Stated goal:
Extract each line holding the word "detached" from the entries.

Data supplied:

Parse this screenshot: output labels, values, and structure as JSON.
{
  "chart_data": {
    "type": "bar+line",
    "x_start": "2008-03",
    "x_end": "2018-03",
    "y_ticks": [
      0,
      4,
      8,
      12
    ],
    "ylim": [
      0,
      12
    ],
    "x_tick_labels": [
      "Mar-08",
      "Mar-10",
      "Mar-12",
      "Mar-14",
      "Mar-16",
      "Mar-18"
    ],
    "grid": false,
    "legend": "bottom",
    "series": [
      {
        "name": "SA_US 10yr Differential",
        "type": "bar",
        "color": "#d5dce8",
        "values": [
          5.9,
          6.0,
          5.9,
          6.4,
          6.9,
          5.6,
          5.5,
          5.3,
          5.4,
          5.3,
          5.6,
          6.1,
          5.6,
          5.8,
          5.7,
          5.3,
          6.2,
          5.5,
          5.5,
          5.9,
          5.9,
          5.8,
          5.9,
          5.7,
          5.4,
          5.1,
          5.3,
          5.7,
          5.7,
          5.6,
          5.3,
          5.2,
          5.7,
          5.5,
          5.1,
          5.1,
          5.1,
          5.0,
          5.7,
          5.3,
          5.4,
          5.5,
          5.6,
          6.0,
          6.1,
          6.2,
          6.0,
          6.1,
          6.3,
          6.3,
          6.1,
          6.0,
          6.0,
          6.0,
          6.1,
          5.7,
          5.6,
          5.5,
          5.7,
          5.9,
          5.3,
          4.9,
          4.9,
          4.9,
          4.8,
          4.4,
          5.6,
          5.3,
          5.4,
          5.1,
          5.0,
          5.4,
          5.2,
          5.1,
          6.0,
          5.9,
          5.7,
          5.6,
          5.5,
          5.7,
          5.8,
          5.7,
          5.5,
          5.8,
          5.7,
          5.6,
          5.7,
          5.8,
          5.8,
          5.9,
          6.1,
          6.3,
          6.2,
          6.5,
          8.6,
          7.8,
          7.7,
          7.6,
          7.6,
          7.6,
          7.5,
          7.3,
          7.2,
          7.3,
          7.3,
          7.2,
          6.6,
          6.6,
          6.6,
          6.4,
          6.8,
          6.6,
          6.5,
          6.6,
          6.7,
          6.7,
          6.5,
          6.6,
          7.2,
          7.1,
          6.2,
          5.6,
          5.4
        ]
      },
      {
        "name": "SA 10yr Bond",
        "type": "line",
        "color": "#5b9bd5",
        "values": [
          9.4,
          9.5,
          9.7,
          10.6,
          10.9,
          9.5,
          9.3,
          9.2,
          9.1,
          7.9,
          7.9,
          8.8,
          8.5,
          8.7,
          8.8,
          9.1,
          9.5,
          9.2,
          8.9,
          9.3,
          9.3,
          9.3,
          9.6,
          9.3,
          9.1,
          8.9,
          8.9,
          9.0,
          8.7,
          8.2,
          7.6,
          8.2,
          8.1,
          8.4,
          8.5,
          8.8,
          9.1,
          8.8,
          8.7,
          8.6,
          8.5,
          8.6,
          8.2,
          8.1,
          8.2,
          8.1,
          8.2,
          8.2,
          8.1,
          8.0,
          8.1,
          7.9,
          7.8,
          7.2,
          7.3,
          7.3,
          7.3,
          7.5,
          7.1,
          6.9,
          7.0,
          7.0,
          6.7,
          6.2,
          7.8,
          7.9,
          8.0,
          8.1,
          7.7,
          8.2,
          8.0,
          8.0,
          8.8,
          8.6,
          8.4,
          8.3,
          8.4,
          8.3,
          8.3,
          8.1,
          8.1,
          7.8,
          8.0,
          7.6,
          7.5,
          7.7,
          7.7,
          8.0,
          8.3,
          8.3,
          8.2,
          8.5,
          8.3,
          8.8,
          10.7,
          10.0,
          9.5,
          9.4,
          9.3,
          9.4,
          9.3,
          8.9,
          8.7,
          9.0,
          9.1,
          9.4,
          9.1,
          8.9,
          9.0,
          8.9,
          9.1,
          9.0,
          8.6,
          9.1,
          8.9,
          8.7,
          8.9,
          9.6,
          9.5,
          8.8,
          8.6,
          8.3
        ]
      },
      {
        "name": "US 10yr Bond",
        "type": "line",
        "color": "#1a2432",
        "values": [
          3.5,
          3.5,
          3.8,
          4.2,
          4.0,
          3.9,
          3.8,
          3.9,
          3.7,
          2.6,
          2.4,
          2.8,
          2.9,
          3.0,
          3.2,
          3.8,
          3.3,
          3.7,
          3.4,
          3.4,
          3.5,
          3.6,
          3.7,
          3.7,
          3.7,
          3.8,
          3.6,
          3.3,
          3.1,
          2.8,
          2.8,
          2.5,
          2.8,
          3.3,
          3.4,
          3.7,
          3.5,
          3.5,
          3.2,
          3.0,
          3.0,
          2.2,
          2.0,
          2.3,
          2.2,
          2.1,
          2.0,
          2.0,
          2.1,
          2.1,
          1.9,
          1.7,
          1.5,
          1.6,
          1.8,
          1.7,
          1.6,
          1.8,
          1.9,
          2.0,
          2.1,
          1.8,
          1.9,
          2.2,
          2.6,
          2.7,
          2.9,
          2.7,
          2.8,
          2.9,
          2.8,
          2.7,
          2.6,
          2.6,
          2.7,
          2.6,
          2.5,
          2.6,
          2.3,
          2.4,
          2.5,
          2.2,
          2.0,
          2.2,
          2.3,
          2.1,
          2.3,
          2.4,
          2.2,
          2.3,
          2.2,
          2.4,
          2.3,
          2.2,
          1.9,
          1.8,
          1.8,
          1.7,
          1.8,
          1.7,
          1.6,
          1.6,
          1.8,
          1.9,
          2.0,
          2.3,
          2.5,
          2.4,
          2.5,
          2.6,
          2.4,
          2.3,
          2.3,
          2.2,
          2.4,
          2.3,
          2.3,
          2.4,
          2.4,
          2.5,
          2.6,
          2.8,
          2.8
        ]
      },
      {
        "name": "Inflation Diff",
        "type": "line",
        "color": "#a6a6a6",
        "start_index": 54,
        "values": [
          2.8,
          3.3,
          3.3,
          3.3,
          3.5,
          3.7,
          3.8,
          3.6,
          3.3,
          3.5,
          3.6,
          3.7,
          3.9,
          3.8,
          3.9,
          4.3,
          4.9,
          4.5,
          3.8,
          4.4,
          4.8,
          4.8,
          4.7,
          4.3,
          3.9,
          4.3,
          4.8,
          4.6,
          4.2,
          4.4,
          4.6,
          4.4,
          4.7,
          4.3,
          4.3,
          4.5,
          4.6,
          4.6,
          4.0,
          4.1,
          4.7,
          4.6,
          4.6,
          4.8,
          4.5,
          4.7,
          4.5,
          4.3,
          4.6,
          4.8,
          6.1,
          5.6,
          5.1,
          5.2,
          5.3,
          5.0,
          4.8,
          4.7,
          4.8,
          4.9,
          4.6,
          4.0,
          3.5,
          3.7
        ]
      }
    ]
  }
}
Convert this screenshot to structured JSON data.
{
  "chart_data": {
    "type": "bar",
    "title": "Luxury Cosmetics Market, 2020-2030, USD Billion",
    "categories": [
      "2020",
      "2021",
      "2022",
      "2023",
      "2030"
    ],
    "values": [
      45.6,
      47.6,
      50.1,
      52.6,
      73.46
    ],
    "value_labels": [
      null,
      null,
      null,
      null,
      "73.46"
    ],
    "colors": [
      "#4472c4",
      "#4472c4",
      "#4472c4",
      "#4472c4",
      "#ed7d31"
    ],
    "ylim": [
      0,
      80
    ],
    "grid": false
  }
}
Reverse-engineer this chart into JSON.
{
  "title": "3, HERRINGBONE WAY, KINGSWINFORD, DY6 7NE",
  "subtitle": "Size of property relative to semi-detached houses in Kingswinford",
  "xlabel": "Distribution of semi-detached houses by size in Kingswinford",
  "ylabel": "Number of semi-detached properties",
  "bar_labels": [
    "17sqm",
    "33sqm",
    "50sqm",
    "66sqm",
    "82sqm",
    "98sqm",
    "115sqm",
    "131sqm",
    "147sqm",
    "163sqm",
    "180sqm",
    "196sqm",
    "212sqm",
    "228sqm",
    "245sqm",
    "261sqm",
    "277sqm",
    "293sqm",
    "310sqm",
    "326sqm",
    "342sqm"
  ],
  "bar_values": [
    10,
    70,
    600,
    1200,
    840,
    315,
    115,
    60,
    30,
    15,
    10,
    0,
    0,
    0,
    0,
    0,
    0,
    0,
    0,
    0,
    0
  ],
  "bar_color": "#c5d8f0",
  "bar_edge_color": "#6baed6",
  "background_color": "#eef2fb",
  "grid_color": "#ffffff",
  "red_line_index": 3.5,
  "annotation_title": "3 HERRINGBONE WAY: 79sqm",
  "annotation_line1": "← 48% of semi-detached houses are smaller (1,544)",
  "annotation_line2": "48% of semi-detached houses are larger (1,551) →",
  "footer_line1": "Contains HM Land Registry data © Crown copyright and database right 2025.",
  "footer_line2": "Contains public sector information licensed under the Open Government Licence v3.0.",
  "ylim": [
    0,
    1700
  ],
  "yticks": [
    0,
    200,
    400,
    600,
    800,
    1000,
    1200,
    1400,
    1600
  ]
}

Output of the exercise:
  "subtitle": "Size of property relative to semi-detached houses in Kingswinford",
  "xlabel": "Distribution of semi-detached houses by size in Kingswinford",
  "ylabel": "Number of semi-detached properties",
  "annotation_line1": "← 48% of semi-detached houses are smaller (1,544)",
  "annotation_line2": "48% of semi-detached houses are larger (1,551) →",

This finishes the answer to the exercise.